■ **What is expected**
In your copy, leave out the pictures; write out all the data exactly.
======
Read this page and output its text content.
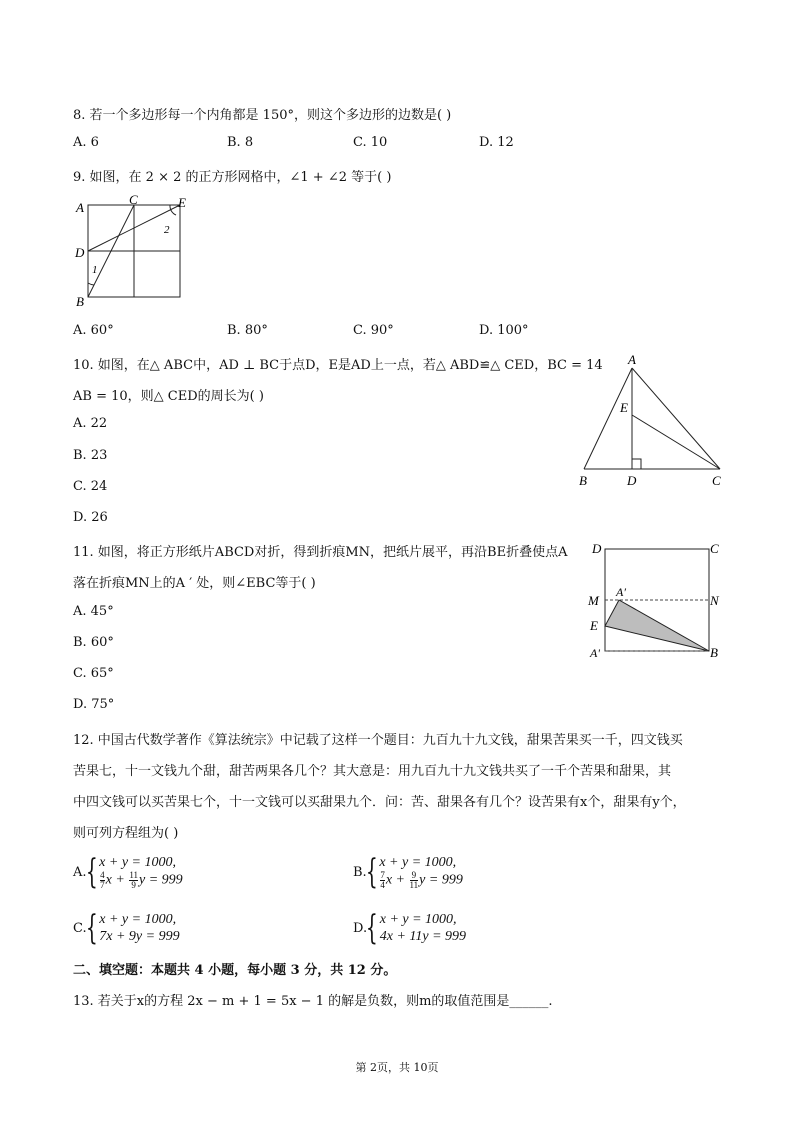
8. 若一个多边形每一个内角都是 150°，则这个多边形的边数是( )
A. 6	B. 8	C. 10	D. 12
9. 如图，在 2 × 2 的正方形网格中，∠1 + ∠2 等于( )
A
C	E
D
B
1
2
A. 60°	B. 80°	C. 90°	D. 100°
10. 如图，在△ ABC中，AD ⊥ BC于点D，E是AD上一点，若△ ABD≌△ CED，BC = 14
AB = 10，则△ CED的周长为( )
A. 22
B. 23
C. 24
D. 26
A
E
B	D	C
11. 如图，将正方形纸片ABCD对折，得到折痕MN，把纸片展平，再沿BE折叠使点A
落在折痕MN上的A ′ 处，则∠EBC等于( )
A. 45°
B. 60°
C. 65°
D. 75°
D	C
M	N
A′
E
A'	B
12. 中国古代数学著作《算法统宗》中记载了这样一个题目：九百九十九文钱，甜果苦果买一千，四文钱买
苦果七，十一文钱九个甜，甜苦两果各几个？其大意是：用九百九十九文钱共买了一千个苦果和甜果，其
中四文钱可以买苦果七个，十一文钱可以买甜果九个．问：苦、甜果各有几个？设苦果有x个，甜果有y个，
则可列方程组为( )
A.
{ x + y = 1000,
$\frac{4}{7}$ $x + \frac{11}{9}$ y = 999
B.
{ x + y = 1000,
$\frac{7}{4}$ $x + \frac{9}{11}$ y = 999
C.
{ x + y = 1000,
7x + 9y = 999
D.
{ x + y = 1000,
4x + 11y = 999
二、填空题：本题共 4 小题，每小题 3 分，共 12 分。
13. 若关于x的方程 2x − m + 1 = 5x − 1 的解是负数，则m的取值范围是______.
第 2页，共 10页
======
■ **Task answer**
Read this page and output its text content.
8. 若一个多边形每一个内角都是 150°，则这个多边形的边数是( )
A. 6	B. 8	C. 10	D. 12
9. 如图，在 2 × 2 的正方形网格中，∠1 + ∠2 等于( )
A
C	E
D
B
1
2
A. 60°	B. 80°	C. 90°	D. 100°
10. 如图，在△ ABC中，AD ⊥ BC于点D，E是AD上一点，若△ ABD≌△ CED，BC = 14
AB = 10，则△ CED的周长为( )
A. 22
B. 23
C. 24
D. 26
A
E
B	D	C
11. 如图，将正方形纸片ABCD对折，得到折痕MN，把纸片展平，再沿BE折叠使点A
落在折痕MN上的A ′ 处，则∠EBC等于( )
A. 45°
B. 60°
C. 65°
D. 75°
D	C
M	N
A′
E
A'	B
12. 中国古代数学著作《算法统宗》中记载了这样一个题目：九百九十九文钱，甜果苦果买一千，四文钱买
苦果七，十一文钱九个甜，甜苦两果各几个？其大意是：用九百九十九文钱共买了一千个苦果和甜果，其
中四文钱可以买苦果七个，十一文钱可以买甜果九个．问：苦、甜果各有几个？设苦果有x个，甜果有y个，
则可列方程组为( )
A.
{ x + y = 1000,
$\frac{4}{7}$ $x + \frac{11}{9}$ y = 999
B.
{ x + y = 1000,
$\frac{7}{4}$ $x + \frac{9}{11}$ y = 999
C.
{ x + y = 1000,
7x + 9y = 999
D.
{ x + y = 1000,
4x + 11y = 999
二、填空题：本题共 4 小题，每小题 3 分，共 12 分。
13. 若关于x的方程 2x − m + 1 = 5x − 1 的解是负数，则m的取值范围是______.
第 2页，共 10页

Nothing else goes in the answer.